Data for this exercise:
···

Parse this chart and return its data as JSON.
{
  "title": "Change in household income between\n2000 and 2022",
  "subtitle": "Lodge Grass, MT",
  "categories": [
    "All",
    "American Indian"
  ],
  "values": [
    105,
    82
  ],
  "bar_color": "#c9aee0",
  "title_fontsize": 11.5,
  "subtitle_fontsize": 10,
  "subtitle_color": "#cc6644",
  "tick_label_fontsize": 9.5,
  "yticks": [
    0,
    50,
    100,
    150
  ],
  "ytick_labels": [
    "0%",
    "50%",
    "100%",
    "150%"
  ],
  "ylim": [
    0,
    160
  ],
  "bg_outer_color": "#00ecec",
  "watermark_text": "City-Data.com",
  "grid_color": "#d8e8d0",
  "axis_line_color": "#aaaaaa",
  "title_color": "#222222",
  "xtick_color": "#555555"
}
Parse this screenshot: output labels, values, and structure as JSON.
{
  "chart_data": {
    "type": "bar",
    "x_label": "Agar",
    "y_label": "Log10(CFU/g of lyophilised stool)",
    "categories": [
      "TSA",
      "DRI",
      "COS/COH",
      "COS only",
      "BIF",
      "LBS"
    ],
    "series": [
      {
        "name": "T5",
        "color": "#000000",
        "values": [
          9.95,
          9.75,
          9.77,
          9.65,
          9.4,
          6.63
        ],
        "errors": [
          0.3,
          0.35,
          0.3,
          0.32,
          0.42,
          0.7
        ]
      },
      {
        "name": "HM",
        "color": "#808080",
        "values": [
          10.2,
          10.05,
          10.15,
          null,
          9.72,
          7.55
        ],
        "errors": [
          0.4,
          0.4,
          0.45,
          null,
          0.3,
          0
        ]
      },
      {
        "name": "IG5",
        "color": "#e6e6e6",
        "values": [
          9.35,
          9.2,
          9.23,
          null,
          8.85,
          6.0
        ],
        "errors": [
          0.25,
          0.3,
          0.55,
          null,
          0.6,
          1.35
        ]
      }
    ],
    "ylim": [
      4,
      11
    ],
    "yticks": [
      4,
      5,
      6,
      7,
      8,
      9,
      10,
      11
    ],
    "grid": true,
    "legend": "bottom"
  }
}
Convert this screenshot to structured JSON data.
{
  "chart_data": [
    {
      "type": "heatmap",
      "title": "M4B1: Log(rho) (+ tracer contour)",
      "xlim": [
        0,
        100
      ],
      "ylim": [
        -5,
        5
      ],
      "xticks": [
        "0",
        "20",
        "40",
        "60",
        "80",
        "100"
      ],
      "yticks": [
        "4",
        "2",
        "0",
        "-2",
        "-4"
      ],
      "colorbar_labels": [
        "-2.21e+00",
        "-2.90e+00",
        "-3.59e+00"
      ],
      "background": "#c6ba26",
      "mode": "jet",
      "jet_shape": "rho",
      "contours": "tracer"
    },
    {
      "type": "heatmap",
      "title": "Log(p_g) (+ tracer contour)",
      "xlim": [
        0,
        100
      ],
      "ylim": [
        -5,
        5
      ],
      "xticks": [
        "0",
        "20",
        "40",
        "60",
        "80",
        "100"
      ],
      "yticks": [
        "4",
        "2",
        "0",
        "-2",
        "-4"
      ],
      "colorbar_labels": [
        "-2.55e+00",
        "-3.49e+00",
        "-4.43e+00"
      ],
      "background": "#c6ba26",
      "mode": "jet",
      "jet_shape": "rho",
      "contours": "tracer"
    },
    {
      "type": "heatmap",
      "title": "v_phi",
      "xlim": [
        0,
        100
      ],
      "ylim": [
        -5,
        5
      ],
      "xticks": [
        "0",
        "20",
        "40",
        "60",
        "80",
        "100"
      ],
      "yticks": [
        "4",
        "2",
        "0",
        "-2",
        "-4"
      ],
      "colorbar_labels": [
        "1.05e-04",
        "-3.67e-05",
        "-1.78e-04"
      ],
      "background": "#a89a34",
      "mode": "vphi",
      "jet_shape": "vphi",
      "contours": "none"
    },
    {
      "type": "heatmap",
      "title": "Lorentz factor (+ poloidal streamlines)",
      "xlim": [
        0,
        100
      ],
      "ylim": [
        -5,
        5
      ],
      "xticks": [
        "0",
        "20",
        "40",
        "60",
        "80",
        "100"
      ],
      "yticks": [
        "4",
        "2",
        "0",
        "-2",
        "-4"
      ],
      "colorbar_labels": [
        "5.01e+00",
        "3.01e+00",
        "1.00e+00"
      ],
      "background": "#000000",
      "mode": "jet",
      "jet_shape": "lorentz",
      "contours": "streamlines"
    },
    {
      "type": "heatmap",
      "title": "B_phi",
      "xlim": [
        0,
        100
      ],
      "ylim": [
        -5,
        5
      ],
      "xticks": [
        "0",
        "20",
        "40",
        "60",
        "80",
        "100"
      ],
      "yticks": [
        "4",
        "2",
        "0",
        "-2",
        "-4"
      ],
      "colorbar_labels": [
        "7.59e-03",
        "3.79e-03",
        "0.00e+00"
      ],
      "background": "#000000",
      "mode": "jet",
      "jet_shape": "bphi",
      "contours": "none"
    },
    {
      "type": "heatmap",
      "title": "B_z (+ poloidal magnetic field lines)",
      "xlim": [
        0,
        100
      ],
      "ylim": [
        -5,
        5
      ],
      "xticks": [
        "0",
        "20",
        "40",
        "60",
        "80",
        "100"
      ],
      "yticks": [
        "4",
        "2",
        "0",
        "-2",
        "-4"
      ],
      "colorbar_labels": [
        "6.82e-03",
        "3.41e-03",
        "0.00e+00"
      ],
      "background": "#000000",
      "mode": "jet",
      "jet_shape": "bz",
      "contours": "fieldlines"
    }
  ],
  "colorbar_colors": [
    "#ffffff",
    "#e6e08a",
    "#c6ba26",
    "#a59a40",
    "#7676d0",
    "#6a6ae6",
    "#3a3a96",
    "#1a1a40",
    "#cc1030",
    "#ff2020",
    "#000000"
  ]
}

···

Exercise: From the records, copy every line that has the string "screenshot" in it.

Exercise solution:
Parse this screenshot: output labels, values, and structure as JSON.
Convert this screenshot to structured JSON data.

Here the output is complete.